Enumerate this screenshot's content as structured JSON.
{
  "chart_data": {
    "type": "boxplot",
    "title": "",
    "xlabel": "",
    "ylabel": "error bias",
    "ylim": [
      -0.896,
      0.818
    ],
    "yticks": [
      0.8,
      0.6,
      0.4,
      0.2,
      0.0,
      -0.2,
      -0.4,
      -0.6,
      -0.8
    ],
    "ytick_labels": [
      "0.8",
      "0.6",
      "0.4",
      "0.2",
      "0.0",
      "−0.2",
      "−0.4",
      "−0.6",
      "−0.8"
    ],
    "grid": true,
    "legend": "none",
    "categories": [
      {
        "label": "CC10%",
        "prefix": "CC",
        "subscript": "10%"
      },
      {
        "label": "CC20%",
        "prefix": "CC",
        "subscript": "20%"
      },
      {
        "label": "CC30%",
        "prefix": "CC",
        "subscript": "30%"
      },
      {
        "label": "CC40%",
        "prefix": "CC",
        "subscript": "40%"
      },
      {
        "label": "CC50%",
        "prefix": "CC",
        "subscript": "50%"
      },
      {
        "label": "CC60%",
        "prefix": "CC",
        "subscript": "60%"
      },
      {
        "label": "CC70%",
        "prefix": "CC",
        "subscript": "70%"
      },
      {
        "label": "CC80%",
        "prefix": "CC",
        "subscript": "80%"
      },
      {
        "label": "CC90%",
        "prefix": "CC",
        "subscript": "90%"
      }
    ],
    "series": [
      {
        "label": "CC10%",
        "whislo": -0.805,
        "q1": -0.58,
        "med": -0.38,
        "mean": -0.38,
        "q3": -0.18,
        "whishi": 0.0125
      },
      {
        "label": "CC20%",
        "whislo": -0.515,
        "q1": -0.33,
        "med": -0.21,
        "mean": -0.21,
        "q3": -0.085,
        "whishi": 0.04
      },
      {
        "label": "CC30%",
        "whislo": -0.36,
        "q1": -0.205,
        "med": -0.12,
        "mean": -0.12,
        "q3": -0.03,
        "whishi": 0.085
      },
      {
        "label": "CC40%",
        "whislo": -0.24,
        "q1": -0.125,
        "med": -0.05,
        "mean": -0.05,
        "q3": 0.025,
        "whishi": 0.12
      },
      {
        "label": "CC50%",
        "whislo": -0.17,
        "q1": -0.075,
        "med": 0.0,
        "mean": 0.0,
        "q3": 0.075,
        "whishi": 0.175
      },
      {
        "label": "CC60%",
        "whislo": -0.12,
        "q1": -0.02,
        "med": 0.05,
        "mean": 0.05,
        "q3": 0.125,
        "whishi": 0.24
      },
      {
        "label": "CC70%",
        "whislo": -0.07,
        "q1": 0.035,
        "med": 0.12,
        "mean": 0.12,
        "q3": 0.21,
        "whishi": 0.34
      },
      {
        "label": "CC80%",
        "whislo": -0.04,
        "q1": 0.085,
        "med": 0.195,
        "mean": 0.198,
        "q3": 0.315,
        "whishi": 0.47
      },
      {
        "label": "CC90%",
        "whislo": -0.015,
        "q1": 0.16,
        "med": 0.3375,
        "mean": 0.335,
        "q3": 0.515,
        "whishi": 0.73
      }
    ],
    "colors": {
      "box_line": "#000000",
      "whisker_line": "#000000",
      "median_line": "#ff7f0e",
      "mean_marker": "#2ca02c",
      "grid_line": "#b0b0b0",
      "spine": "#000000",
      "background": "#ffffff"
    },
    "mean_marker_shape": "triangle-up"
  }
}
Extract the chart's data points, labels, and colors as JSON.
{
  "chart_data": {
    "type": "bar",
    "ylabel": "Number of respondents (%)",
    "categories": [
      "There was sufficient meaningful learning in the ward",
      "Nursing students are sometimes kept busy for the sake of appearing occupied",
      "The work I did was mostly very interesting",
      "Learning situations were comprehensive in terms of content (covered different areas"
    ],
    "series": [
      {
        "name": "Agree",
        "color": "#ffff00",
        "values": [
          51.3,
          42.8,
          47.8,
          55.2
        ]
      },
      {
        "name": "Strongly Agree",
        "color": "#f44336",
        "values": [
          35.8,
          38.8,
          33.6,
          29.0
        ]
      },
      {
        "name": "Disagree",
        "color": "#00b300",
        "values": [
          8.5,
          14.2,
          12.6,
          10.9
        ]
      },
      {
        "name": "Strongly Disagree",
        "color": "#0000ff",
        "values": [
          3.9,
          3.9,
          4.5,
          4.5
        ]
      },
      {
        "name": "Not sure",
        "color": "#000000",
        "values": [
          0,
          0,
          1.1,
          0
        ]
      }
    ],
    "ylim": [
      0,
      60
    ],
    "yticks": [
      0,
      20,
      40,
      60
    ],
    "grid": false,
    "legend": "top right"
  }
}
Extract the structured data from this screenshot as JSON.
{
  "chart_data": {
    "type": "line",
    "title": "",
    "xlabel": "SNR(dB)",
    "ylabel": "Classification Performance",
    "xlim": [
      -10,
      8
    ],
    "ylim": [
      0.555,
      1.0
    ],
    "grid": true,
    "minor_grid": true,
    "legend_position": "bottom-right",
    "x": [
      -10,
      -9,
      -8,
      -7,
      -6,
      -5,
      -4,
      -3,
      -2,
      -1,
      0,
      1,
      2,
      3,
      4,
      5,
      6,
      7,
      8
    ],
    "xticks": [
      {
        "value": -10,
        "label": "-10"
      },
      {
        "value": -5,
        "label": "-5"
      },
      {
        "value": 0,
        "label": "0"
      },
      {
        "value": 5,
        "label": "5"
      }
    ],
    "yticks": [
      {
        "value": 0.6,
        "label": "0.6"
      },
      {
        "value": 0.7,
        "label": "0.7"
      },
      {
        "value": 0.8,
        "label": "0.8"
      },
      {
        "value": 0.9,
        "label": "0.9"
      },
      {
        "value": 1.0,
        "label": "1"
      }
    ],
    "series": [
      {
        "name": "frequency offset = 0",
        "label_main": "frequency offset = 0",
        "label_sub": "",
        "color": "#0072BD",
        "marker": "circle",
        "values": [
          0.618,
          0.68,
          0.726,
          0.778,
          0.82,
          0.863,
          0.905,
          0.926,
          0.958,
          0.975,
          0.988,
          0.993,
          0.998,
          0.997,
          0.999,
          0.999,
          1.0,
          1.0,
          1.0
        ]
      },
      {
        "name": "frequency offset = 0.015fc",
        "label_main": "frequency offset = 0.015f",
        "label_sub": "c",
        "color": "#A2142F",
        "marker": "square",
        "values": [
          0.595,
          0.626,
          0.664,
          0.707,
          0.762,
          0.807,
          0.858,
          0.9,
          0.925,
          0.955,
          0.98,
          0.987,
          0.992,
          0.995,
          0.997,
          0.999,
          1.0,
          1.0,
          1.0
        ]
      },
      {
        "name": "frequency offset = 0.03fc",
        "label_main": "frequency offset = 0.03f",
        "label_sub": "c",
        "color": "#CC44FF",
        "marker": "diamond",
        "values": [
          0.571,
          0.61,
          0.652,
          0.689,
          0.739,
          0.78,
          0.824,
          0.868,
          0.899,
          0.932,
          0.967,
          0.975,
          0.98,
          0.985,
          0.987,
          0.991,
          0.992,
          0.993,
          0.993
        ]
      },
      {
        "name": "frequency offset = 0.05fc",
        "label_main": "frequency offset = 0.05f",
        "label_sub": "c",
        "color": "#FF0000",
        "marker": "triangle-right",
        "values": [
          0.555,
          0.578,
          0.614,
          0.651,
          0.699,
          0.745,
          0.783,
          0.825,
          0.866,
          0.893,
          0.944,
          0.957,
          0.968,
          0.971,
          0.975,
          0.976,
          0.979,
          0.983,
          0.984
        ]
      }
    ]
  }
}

________________

## [Exercise instructions]
From the data above, gather every line that includes the word "triangle".

## [Solution to the exercise]
    "mean_marker_shape": "triangle-up"
        "marker": "triangle-right",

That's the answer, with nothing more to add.